# Required work:
Reproduce the data that follows in its entirety, character for character.

# Supplied data:
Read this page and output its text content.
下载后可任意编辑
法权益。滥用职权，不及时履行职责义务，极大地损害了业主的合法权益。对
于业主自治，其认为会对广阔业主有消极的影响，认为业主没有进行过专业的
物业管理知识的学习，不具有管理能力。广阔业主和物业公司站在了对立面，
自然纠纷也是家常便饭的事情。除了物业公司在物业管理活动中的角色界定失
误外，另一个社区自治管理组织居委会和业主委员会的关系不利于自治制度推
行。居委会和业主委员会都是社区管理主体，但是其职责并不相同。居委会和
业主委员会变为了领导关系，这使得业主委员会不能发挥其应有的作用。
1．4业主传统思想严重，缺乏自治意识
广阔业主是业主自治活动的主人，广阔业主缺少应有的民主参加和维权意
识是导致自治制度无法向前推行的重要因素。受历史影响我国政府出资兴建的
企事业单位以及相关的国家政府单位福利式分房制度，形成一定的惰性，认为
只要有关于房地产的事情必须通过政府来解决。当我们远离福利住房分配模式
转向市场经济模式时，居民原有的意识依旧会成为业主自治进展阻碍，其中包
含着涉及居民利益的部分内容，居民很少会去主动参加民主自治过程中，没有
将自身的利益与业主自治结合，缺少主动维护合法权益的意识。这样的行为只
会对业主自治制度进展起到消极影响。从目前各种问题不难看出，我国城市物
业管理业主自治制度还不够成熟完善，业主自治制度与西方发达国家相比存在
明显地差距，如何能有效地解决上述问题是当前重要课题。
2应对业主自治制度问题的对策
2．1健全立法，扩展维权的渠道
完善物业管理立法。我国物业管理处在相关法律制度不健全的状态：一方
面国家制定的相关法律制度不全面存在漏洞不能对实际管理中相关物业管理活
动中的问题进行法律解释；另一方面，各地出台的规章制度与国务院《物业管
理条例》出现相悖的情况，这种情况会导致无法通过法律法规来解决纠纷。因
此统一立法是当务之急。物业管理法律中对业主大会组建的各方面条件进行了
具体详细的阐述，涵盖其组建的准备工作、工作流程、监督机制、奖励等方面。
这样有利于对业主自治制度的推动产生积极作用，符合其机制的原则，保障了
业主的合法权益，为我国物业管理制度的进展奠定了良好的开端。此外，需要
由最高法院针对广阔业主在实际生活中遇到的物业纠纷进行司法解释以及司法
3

# Response to the exercise:
Read this page and output its text content.
下载后可任意编辑
法权益。滥用职权，不及时履行职责义务，极大地损害了业主的合法权益。对
于业主自治，其认为会对广阔业主有消极的影响，认为业主没有进行过专业的
物业管理知识的学习，不具有管理能力。广阔业主和物业公司站在了对立面，
自然纠纷也是家常便饭的事情。除了物业公司在物业管理活动中的角色界定失
误外，另一个社区自治管理组织居委会和业主委员会的关系不利于自治制度推
行。居委会和业主委员会都是社区管理主体，但是其职责并不相同。居委会和
业主委员会变为了领导关系，这使得业主委员会不能发挥其应有的作用。
1．4业主传统思想严重，缺乏自治意识
广阔业主是业主自治活动的主人，广阔业主缺少应有的民主参加和维权意
识是导致自治制度无法向前推行的重要因素。受历史影响我国政府出资兴建的
企事业单位以及相关的国家政府单位福利式分房制度，形成一定的惰性，认为
只要有关于房地产的事情必须通过政府来解决。当我们远离福利住房分配模式
转向市场经济模式时，居民原有的意识依旧会成为业主自治进展阻碍，其中包
含着涉及居民利益的部分内容，居民很少会去主动参加民主自治过程中，没有
将自身的利益与业主自治结合，缺少主动维护合法权益的意识。这样的行为只
会对业主自治制度进展起到消极影响。从目前各种问题不难看出，我国城市物
业管理业主自治制度还不够成熟完善，业主自治制度与西方发达国家相比存在
明显地差距，如何能有效地解决上述问题是当前重要课题。
2应对业主自治制度问题的对策
2．1健全立法，扩展维权的渠道
完善物业管理立法。我国物业管理处在相关法律制度不健全的状态：一方
面国家制定的相关法律制度不全面存在漏洞不能对实际管理中相关物业管理活
动中的问题进行法律解释；另一方面，各地出台的规章制度与国务院《物业管
理条例》出现相悖的情况，这种情况会导致无法通过法律法规来解决纠纷。因
此统一立法是当务之急。物业管理法律中对业主大会组建的各方面条件进行了
具体详细的阐述，涵盖其组建的准备工作、工作流程、监督机制、奖励等方面。
这样有利于对业主自治制度的推动产生积极作用，符合其机制的原则，保障了
业主的合法权益，为我国物业管理制度的进展奠定了良好的开端。此外，需要
由最高法院针对广阔业主在实际生活中遇到的物业纠纷进行司法解释以及司法
3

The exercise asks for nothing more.